[Chart and figure data]
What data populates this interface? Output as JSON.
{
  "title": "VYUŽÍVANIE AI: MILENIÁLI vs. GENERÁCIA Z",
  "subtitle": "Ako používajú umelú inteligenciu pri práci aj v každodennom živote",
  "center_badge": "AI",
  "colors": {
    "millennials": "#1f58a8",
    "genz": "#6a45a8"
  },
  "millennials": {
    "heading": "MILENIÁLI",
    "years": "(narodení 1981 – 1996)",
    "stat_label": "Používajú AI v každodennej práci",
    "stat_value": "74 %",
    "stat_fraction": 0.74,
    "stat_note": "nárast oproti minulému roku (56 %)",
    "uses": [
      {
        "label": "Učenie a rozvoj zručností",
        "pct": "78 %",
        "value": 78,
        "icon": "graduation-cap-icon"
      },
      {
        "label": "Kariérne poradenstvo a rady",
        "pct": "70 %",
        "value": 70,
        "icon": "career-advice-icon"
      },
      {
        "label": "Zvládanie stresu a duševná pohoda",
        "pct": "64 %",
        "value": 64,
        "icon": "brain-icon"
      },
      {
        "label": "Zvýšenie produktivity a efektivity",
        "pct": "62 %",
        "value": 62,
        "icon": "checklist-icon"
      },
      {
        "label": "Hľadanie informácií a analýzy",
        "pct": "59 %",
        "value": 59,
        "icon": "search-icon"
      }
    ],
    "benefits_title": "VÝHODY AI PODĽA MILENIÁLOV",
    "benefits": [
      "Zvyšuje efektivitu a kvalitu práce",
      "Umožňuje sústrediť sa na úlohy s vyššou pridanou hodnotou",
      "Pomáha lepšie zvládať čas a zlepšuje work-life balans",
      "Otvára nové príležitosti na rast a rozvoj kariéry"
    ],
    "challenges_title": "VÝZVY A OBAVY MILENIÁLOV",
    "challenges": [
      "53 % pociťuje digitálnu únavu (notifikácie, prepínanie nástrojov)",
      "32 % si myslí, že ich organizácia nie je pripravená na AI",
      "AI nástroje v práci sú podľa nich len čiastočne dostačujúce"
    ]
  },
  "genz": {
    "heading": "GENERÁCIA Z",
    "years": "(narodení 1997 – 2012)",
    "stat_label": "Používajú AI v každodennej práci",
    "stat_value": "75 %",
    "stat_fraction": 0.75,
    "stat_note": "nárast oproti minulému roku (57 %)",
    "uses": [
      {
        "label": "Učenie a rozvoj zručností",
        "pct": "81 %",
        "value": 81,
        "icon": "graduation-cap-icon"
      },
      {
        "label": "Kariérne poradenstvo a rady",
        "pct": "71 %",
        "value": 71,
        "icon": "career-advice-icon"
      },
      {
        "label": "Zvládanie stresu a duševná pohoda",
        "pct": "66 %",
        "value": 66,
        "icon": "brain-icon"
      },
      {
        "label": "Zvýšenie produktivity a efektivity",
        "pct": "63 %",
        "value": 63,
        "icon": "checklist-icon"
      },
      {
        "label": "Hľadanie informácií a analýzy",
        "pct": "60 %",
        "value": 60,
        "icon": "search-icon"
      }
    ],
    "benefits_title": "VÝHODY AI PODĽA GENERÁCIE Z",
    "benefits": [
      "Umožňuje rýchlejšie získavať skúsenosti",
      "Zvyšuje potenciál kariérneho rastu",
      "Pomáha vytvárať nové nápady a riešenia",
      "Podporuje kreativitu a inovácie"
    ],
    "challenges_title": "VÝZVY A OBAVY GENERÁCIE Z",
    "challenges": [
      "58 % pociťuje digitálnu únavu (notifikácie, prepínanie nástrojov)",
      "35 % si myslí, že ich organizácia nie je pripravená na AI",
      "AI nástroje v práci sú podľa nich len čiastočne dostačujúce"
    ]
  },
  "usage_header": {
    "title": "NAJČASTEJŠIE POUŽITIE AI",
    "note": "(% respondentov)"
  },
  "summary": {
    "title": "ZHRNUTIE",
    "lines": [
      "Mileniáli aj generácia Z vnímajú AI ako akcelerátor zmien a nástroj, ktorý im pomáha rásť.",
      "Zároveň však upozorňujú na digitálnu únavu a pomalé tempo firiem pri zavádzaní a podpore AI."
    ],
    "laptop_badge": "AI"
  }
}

▸ What you will do
Faithfully transcribe the whole of the data.

▸ Finished exercise
What data populates this interface? Output as JSON.
{
  "title": "VYUŽÍVANIE AI: MILENIÁLI vs. GENERÁCIA Z",
  "subtitle": "Ako používajú umelú inteligenciu pri práci aj v každodennom živote",
  "center_badge": "AI",
  "colors": {
    "millennials": "#1f58a8",
    "genz": "#6a45a8"
  },
  "millennials": {
    "heading": "MILENIÁLI",
    "years": "(narodení 1981 – 1996)",
    "stat_label": "Používajú AI v každodennej práci",
    "stat_value": "74 %",
    "stat_fraction": 0.74,
    "stat_note": "nárast oproti minulému roku (56 %)",
    "uses": [
      {
        "label": "Učenie a rozvoj zručností",
        "pct": "78 %",
        "value": 78,
        "icon": "graduation-cap-icon"
      },
      {
        "label": "Kariérne poradenstvo a rady",
        "pct": "70 %",
        "value": 70,
        "icon": "career-advice-icon"
      },
      {
        "label": "Zvládanie stresu a duševná pohoda",
        "pct": "64 %",
        "value": 64,
        "icon": "brain-icon"
      },
      {
        "label": "Zvýšenie produktivity a efektivity",
        "pct": "62 %",
        "value": 62,
        "icon": "checklist-icon"
      },
      {
        "label": "Hľadanie informácií a analýzy",
        "pct": "59 %",
        "value": 59,
        "icon": "search-icon"
      }
    ],
    "benefits_title": "VÝHODY AI PODĽA MILENIÁLOV",
    "benefits": [
      "Zvyšuje efektivitu a kvalitu práce",
      "Umožňuje sústrediť sa na úlohy s vyššou pridanou hodnotou",
      "Pomáha lepšie zvládať čas a zlepšuje work-life balans",
      "Otvára nové príležitosti na rast a rozvoj kariéry"
    ],
    "challenges_title": "VÝZVY A OBAVY MILENIÁLOV",
    "challenges": [
      "53 % pociťuje digitálnu únavu (notifikácie, prepínanie nástrojov)",
      "32 % si myslí, že ich organizácia nie je pripravená na AI",
      "AI nástroje v práci sú podľa nich len čiastočne dostačujúce"
    ]
  },
  "genz": {
    "heading": "GENERÁCIA Z",
    "years": "(narodení 1997 – 2012)",
    "stat_label": "Používajú AI v každodennej práci",
    "stat_value": "75 %",
    "stat_fraction": 0.75,
    "stat_note": "nárast oproti minulému roku (57 %)",
    "uses": [
      {
        "label": "Učenie a rozvoj zručností",
        "pct": "81 %",
        "value": 81,
        "icon": "graduation-cap-icon"
      },
      {
        "label": "Kariérne poradenstvo a rady",
        "pct": "71 %",
        "value": 71,
        "icon": "career-advice-icon"
      },
      {
        "label": "Zvládanie stresu a duševná pohoda",
        "pct": "66 %",
        "value": 66,
        "icon": "brain-icon"
      },
      {
        "label": "Zvýšenie produktivity a efektivity",
        "pct": "63 %",
        "value": 63,
        "icon": "checklist-icon"
      },
      {
        "label": "Hľadanie informácií a analýzy",
        "pct": "60 %",
        "value": 60,
        "icon": "search-icon"
      }
    ],
    "benefits_title": "VÝHODY AI PODĽA GENERÁCIE Z",
    "benefits": [
      "Umožňuje rýchlejšie získavať skúsenosti",
      "Zvyšuje potenciál kariérneho rastu",
      "Pomáha vytvárať nové nápady a riešenia",
      "Podporuje kreativitu a inovácie"
    ],
    "challenges_title": "VÝZVY A OBAVY GENERÁCIE Z",
    "challenges": [
      "58 % pociťuje digitálnu únavu (notifikácie, prepínanie nástrojov)",
      "35 % si myslí, že ich organizácia nie je pripravená na AI",
      "AI nástroje v práci sú podľa nich len čiastočne dostačujúce"
    ]
  },
  "usage_header": {
    "title": "NAJČASTEJŠIE POUŽITIE AI",
    "note": "(% respondentov)"
  },
  "summary": {
    "title": "ZHRNUTIE",
    "lines": [
      "Mileniáli aj generácia Z vnímajú AI ako akcelerátor zmien a nástroj, ktorý im pomáha rásť.",
      "Zároveň však upozorňujú na digitálnu únavu a pomalé tempo firiem pri zavádzaní a podpore AI."
    ],
    "laptop_badge": "AI"
  }
}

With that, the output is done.